RepNeXt: A Fast Multi-Scale CNN using Structural Reparameterization

The top-1 accuracy is tested on ImageNet-1K and the latency is measured by an iPhone 12 with iOS 16 across 20 experimental sets.

RepNeXt: A Fast Multi-Scale CNN using Structural Reparameterization.
Mingshu Zhao, Yi Luo, and Yong Ouyang [arXiv]

Abstract

We introduce RepNeXt, a novel model series integrates multi-scale feature representations and incorporates both serial and parallel structural reparameterization (SRP) to enhance network depth and width without compromising inference speed. Extensive experiments demonstrate RepNeXt's superiority over current leading lightweight CNNs and ViTs, providing advantageous latency across various vision benchmarks. RepNeXt-M4 matches RepViT-M1.5's 82.3% accuracy on ImageNet within 1.5ms on an iPhone 12, outperforms its AP$^{box}$ by 1.3 on MS-COCO, and reduces parameters by 0.7M.

▸ SUPPLIED RECORDS:

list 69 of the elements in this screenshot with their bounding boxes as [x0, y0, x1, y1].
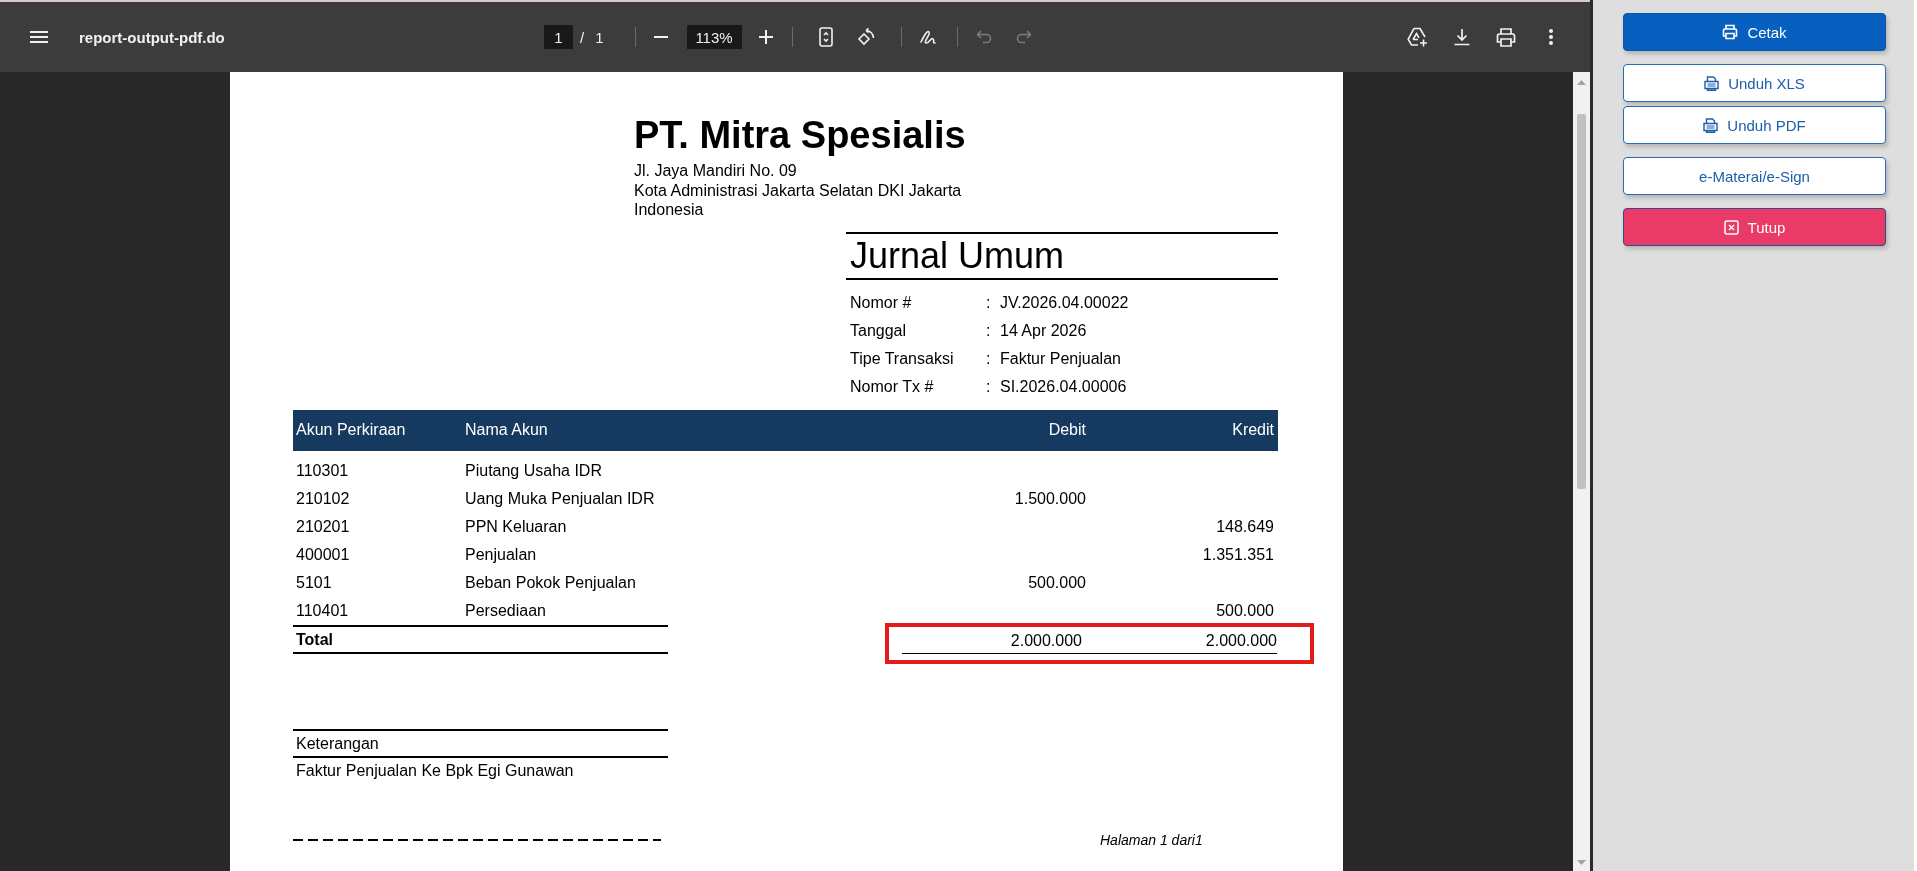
==
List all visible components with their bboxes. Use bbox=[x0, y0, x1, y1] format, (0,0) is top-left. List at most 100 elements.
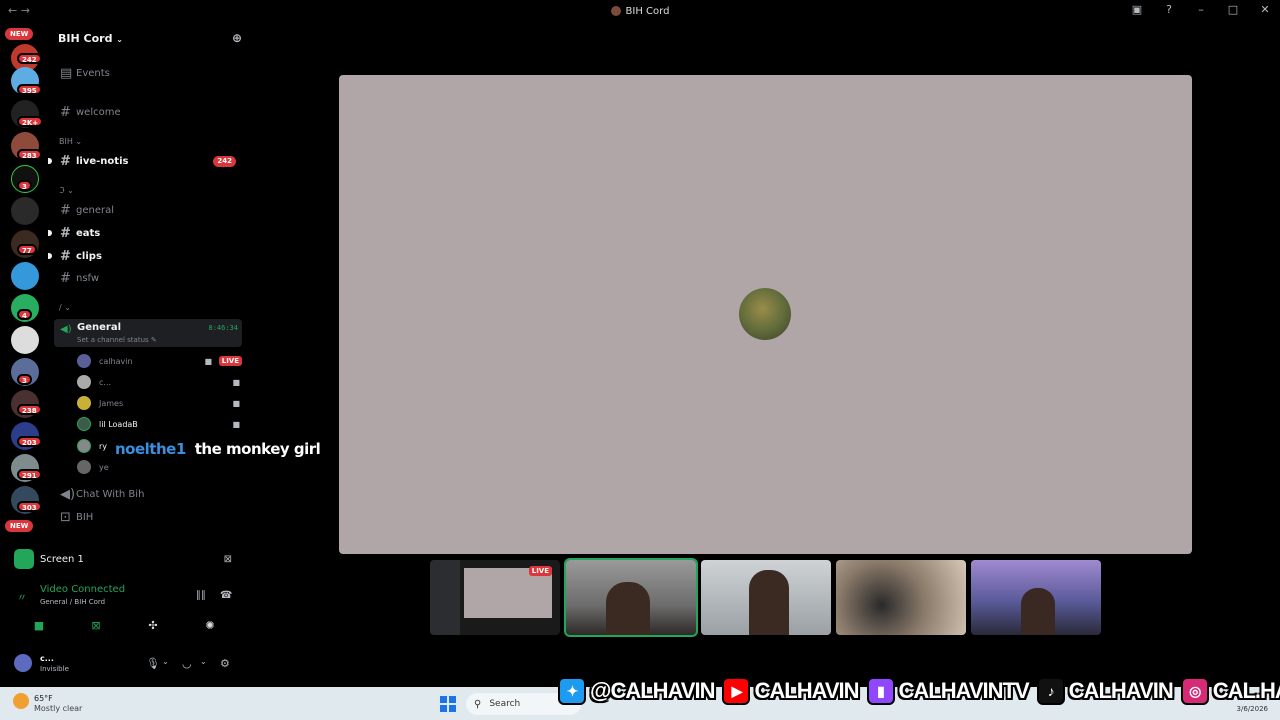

▸ EXERCISE GOAL: Extend the RepNeXt project page by writing the text that follows the last sentence of its abstract.

▸ RESULT FOR THIS TASK:
Conclusion

In this paper, we introduced a multi-scale depthwise convolution integrated with both serial and parallel SRP mechanisms, enhancing feature diversity and expanding the network’s expressive capacity without compromising inference speed. Specifically, we designed a reparameterized medium-kernel convolution to imitate the human foveal vision system. Additionally, we proposed our light-weight, general-purpose RepNeXts that employed the distribute-transform-aggregate design philosophy across inner-stage blocks as well as downsampling layers, achieving comparable or superior accuracy-efficiency trade-off across various vision benchmarks, especially on downstream tasks. Moreover, our flexible multi-branch design functions as a grouped-depthwise convolution with additional inductive bias and efficiency trade-offs. It can also be reparameterized into a single-branch large-kernel depthwise convolution, enabling potential optimization towards different accelerators.

For example, the large-kernel depthwise convolution can be accelerated by the implicit GEMM algorithm: DepthWiseConv2dImplicitGEMM of RepLKNet.

Many token mixers can be generalized as a distribute-transform-aggregate process:

Token Mixer	Distribution	Transforms	Aggregation
ChunkConv	Split	Conv, Identity	Cat
CopyConv	Clone	Conv	Cat
MixConv	Split	Conv	Cat
MHSA	Split	Attn	Cat
RepBlock	Clone	Conv	Add

ChunkConv and CopyConv can be viewed as grouped depthwise convolutions.

Chunk Conv

class ChunkConv(nn.Module):
    def __init__(self, in_channels, bias=True):
        super().__init__()
        self.bias = bias
        in_channels = in_channels // 4
        kwargs = {"in_channels": in_channels, "out_channels": in_channels, "groups": in_channels, "bias": bias}
        self.conv_i = nn.Identity()
        self.conv_s = nn.Conv2d(kernel_size=3, padding=1, **kwargs)
        self.conv_m = nn.Conv2d(kernel_size=7, padding=3, **kwargs)
        self.conv_l = nn.Conv2d(kernel_size=11, padding=5, **kwargs)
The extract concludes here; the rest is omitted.